Exercise: Tally every line of the listing below that holds "Islam", then give the tally alone.

(Dataset records)
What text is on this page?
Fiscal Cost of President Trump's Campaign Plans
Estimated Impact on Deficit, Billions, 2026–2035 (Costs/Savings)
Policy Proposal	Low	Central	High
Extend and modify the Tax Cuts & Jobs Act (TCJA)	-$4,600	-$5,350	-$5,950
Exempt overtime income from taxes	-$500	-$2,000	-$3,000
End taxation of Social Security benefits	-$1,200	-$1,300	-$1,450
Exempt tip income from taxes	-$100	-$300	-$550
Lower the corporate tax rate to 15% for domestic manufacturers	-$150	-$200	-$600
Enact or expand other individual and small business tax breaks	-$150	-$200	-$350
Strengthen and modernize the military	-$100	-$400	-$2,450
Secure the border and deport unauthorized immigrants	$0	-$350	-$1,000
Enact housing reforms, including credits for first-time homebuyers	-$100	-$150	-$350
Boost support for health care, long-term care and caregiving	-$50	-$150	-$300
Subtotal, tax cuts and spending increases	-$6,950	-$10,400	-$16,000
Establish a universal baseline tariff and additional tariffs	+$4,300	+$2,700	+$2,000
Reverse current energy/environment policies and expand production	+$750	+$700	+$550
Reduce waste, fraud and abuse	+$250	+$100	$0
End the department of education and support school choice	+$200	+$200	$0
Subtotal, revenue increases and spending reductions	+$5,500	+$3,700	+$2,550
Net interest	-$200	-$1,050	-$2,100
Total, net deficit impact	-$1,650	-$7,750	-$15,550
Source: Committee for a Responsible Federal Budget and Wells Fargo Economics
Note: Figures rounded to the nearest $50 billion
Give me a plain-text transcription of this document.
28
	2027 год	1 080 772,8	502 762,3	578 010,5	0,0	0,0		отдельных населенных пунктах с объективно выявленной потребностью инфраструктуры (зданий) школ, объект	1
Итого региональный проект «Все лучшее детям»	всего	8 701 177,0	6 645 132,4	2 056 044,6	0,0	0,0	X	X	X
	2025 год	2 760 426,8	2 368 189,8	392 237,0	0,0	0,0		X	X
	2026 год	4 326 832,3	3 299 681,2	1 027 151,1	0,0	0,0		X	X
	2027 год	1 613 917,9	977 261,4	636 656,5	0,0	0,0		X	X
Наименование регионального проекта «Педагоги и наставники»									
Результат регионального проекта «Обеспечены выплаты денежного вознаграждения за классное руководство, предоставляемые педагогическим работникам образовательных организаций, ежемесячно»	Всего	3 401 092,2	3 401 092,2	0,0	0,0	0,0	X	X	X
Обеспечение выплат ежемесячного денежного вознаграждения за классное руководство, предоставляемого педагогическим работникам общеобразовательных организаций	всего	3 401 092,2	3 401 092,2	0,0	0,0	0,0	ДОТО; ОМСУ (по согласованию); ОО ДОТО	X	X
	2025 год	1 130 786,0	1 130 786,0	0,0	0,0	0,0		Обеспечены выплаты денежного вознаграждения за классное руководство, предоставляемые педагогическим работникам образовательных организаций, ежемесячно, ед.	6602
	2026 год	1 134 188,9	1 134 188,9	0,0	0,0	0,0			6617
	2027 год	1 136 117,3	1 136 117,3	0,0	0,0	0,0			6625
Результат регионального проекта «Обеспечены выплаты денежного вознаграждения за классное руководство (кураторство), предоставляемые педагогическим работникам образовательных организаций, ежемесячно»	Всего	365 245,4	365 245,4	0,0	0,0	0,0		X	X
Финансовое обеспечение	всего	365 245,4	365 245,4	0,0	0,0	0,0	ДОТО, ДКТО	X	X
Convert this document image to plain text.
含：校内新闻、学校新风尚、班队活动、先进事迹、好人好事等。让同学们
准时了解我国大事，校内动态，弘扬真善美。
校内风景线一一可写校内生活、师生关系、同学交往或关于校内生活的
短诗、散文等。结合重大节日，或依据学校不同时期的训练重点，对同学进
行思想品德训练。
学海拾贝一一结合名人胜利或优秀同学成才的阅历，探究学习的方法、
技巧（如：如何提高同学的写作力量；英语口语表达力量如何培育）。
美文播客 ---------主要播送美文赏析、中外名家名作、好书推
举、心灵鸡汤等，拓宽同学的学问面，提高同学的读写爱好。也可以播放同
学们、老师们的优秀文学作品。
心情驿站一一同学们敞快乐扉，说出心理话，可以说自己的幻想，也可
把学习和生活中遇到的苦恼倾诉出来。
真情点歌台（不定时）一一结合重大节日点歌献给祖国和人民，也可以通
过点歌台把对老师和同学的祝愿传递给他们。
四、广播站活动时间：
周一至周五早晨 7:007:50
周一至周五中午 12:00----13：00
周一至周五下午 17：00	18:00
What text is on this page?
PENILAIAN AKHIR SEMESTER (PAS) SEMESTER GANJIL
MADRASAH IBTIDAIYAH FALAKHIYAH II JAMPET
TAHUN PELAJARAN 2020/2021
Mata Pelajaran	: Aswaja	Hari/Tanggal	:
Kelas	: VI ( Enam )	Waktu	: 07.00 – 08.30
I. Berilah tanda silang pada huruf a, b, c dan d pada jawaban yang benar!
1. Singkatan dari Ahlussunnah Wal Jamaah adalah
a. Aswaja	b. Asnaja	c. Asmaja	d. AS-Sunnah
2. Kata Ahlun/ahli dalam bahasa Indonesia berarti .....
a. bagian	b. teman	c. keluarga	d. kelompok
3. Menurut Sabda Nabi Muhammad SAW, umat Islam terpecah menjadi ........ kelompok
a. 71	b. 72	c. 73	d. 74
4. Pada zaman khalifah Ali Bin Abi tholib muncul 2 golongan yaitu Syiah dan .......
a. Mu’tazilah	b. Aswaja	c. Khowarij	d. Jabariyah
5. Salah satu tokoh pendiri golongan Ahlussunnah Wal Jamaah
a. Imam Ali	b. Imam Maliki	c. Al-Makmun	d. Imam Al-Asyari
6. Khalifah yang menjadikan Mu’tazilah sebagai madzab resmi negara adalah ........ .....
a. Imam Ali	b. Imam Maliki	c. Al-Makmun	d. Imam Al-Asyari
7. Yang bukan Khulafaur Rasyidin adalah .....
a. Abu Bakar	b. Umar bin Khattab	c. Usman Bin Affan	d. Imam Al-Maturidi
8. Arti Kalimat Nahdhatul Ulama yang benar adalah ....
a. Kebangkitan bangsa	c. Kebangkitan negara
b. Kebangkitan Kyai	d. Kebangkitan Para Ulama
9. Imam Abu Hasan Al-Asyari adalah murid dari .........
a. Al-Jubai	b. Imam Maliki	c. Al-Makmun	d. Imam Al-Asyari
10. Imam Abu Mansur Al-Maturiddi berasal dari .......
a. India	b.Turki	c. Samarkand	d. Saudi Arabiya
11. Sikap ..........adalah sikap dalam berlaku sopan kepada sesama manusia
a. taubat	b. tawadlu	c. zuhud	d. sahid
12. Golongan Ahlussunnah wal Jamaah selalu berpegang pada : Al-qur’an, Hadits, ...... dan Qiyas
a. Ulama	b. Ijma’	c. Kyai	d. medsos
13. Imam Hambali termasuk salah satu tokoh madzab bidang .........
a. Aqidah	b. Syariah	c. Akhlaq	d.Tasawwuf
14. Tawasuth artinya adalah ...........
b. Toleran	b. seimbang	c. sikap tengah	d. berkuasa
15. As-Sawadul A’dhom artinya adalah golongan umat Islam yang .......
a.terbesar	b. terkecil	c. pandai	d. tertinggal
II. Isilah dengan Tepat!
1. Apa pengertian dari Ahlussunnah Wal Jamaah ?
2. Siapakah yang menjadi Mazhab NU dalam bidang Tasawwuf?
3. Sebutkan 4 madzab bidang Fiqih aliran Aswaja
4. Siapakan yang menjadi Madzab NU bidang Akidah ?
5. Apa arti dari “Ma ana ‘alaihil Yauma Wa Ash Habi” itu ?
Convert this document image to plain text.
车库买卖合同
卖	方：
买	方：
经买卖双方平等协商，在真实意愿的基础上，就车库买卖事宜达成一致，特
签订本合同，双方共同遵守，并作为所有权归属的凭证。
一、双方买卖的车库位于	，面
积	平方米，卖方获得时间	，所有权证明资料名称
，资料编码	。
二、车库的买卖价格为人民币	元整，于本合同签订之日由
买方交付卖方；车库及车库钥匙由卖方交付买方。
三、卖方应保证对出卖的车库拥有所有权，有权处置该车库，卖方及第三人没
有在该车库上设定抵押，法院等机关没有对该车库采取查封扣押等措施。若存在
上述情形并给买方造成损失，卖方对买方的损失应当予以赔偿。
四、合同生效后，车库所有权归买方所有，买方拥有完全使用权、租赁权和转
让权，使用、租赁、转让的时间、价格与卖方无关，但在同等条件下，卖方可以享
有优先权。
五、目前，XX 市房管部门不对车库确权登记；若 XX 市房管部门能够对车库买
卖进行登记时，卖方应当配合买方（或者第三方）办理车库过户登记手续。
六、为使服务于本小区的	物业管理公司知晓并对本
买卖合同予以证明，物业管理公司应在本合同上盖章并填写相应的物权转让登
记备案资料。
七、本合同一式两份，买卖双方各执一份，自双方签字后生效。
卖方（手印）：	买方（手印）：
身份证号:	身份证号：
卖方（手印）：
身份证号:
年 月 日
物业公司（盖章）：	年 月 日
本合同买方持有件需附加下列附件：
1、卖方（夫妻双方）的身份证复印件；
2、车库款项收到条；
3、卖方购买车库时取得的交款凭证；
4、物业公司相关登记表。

Response to this exercise: 2